___ SUPPLIED RECORDS

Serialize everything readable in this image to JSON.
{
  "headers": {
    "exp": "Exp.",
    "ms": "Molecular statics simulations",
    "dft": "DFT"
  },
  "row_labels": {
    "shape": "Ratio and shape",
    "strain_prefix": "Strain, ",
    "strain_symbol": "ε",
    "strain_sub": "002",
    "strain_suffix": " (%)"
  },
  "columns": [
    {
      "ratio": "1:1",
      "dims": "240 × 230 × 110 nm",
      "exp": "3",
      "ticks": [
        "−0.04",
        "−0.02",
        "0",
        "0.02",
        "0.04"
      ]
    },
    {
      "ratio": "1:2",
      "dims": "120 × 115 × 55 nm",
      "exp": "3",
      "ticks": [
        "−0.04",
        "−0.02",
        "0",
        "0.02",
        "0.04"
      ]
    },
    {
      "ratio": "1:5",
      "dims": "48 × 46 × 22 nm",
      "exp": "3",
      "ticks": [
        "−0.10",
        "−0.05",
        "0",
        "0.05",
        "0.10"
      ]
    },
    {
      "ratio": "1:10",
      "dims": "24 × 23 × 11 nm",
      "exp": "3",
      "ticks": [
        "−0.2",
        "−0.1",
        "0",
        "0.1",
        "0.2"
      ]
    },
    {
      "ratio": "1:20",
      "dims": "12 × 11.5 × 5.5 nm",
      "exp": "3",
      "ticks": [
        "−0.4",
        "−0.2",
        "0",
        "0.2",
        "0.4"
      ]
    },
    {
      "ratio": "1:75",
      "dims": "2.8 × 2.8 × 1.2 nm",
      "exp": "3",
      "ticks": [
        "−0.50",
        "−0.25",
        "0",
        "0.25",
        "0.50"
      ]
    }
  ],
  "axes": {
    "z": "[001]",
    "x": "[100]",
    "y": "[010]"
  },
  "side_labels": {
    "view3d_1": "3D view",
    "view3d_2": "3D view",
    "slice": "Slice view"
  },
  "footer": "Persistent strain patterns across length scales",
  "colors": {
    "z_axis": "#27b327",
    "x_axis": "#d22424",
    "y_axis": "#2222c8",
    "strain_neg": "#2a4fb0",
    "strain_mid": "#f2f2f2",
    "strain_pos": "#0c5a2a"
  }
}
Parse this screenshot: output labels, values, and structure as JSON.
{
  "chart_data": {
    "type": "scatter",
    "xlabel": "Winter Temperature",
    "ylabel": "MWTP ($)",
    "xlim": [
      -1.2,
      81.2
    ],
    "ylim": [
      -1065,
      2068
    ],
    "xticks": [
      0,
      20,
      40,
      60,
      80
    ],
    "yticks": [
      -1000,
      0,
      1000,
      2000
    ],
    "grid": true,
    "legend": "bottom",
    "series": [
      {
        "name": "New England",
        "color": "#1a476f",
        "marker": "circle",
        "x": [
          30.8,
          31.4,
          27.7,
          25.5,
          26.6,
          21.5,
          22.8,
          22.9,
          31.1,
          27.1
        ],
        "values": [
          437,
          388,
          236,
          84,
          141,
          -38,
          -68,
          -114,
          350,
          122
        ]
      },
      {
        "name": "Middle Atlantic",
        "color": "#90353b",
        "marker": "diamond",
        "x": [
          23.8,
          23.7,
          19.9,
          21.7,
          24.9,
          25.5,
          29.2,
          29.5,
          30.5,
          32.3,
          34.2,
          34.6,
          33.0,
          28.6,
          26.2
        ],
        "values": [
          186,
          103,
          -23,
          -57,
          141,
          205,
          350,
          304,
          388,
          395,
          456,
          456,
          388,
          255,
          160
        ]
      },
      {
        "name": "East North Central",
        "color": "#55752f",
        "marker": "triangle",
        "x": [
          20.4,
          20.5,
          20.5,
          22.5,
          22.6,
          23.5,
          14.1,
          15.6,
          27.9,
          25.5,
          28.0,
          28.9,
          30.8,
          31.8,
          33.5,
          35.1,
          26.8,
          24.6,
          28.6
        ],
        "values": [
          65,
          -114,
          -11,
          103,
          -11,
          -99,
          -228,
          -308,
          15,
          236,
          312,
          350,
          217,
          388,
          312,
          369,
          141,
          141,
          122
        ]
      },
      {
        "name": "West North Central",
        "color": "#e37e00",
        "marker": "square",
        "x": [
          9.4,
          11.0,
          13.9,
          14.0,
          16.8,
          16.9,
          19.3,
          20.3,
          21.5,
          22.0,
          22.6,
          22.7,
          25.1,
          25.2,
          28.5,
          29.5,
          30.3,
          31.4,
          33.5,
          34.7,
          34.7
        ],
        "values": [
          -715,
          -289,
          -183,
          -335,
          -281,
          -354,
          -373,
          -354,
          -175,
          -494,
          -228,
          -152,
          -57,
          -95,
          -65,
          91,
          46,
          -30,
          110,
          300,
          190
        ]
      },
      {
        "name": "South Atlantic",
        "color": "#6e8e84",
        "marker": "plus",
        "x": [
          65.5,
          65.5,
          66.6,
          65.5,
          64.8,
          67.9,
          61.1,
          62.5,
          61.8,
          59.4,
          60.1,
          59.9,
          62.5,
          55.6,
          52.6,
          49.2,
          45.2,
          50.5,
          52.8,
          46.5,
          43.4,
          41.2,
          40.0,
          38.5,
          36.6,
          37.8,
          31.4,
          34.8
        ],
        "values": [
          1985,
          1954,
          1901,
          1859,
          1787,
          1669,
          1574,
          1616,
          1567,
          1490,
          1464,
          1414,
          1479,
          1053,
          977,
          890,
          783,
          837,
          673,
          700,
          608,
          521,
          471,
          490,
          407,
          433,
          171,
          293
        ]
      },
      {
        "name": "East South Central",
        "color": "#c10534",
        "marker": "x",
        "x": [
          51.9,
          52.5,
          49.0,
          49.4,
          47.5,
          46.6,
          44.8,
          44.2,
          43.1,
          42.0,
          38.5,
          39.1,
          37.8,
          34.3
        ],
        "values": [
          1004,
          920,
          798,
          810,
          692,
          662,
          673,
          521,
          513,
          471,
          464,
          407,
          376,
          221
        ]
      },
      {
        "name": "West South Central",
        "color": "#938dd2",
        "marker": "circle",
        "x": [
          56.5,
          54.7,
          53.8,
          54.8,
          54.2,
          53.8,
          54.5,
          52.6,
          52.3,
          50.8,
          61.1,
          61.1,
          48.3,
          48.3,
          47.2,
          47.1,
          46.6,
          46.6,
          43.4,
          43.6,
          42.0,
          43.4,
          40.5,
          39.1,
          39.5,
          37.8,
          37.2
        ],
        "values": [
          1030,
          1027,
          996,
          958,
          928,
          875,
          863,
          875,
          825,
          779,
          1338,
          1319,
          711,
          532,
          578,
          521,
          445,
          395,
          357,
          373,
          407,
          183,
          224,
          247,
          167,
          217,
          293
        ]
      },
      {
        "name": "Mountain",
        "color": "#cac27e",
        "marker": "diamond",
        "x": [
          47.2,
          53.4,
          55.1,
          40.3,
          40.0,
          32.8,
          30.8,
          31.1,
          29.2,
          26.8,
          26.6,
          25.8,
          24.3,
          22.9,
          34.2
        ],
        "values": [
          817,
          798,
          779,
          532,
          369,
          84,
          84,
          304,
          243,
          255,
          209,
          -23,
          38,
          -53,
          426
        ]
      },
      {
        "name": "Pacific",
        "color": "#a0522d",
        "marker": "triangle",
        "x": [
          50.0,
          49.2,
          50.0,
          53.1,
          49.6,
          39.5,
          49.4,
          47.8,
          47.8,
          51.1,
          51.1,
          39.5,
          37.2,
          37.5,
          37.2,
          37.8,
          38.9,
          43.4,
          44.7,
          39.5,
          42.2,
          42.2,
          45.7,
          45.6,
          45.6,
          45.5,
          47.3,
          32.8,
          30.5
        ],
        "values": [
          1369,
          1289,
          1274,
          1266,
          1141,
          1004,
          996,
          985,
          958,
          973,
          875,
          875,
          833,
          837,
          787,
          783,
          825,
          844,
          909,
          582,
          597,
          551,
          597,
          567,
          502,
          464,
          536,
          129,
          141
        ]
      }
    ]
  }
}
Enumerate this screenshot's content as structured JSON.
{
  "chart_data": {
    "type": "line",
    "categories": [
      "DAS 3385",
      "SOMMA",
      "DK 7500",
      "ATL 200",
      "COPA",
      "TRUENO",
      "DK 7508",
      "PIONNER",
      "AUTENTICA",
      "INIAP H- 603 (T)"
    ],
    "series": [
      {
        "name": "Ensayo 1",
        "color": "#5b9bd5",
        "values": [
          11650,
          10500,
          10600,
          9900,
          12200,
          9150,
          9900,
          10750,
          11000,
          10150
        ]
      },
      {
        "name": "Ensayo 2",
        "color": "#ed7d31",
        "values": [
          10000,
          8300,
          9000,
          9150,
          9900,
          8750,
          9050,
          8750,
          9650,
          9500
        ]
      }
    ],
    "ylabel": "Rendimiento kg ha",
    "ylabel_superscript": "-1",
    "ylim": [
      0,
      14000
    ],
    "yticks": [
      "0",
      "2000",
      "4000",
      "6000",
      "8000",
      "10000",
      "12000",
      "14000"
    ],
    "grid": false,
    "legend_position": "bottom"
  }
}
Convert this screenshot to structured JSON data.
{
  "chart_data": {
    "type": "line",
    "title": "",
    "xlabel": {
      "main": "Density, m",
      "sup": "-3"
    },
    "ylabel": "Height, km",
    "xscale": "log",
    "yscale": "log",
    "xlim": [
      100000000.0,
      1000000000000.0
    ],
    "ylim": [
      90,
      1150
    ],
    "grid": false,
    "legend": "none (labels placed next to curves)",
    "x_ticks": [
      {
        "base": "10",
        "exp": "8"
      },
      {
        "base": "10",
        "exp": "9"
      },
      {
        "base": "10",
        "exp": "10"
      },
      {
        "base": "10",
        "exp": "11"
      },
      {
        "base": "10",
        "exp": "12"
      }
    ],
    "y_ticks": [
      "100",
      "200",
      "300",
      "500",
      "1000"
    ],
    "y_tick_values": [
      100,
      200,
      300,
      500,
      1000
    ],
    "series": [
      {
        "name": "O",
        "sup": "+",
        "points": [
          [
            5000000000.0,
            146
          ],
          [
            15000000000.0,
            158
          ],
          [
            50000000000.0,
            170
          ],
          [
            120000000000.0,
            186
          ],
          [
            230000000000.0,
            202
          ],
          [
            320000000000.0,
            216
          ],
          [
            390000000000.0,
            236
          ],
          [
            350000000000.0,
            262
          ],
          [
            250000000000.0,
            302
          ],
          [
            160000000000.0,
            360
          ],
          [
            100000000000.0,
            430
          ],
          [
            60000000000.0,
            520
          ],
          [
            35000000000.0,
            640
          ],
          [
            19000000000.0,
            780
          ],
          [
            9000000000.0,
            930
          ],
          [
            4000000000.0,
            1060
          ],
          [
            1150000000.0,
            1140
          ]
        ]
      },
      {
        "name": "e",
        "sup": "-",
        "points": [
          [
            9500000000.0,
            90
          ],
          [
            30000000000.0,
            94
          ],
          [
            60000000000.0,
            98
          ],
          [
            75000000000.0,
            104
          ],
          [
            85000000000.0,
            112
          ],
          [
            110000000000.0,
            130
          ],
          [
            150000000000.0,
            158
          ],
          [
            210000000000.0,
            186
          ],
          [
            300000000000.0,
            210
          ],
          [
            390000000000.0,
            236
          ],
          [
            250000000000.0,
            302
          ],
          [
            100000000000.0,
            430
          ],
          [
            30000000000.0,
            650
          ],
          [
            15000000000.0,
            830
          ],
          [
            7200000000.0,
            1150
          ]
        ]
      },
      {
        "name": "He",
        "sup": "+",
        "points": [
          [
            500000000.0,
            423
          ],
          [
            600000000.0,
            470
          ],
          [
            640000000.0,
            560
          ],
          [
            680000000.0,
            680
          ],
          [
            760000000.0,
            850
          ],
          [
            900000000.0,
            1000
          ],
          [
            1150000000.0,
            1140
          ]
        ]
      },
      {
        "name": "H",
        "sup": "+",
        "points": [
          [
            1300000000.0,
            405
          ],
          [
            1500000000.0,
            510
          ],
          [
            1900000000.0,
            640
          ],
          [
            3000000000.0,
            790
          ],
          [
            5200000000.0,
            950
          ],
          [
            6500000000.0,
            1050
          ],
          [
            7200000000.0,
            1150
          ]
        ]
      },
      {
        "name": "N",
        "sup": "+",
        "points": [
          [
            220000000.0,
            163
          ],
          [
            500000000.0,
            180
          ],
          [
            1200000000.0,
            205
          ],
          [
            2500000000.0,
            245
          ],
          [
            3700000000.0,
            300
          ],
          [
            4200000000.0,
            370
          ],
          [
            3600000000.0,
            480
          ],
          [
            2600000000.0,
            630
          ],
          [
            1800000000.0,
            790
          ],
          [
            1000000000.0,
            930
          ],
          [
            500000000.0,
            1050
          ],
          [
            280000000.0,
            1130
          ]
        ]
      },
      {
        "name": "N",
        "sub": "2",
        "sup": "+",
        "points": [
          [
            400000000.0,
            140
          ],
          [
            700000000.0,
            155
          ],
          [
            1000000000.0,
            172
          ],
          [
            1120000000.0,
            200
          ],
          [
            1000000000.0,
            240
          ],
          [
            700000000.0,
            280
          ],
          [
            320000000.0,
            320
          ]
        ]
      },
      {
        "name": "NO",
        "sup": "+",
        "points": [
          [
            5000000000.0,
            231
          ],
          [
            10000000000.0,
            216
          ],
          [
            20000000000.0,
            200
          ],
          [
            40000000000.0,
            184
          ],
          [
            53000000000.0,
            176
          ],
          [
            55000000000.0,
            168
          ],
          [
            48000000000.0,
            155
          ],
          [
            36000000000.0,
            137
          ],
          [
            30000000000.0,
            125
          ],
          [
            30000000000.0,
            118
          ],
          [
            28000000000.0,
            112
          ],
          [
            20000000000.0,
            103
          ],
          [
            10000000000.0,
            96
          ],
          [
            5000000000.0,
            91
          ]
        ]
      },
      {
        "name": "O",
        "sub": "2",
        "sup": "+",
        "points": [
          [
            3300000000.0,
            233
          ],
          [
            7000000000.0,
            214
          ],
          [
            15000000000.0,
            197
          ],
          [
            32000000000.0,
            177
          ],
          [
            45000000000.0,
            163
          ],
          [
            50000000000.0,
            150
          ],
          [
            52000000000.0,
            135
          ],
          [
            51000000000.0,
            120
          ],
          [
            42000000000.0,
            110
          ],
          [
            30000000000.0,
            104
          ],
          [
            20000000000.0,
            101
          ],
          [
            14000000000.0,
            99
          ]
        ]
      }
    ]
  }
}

______

GIVEN REQUEST:
Your answer should be a single number: the count of lines in the data that include the word "view".

THE SOLUTION:
3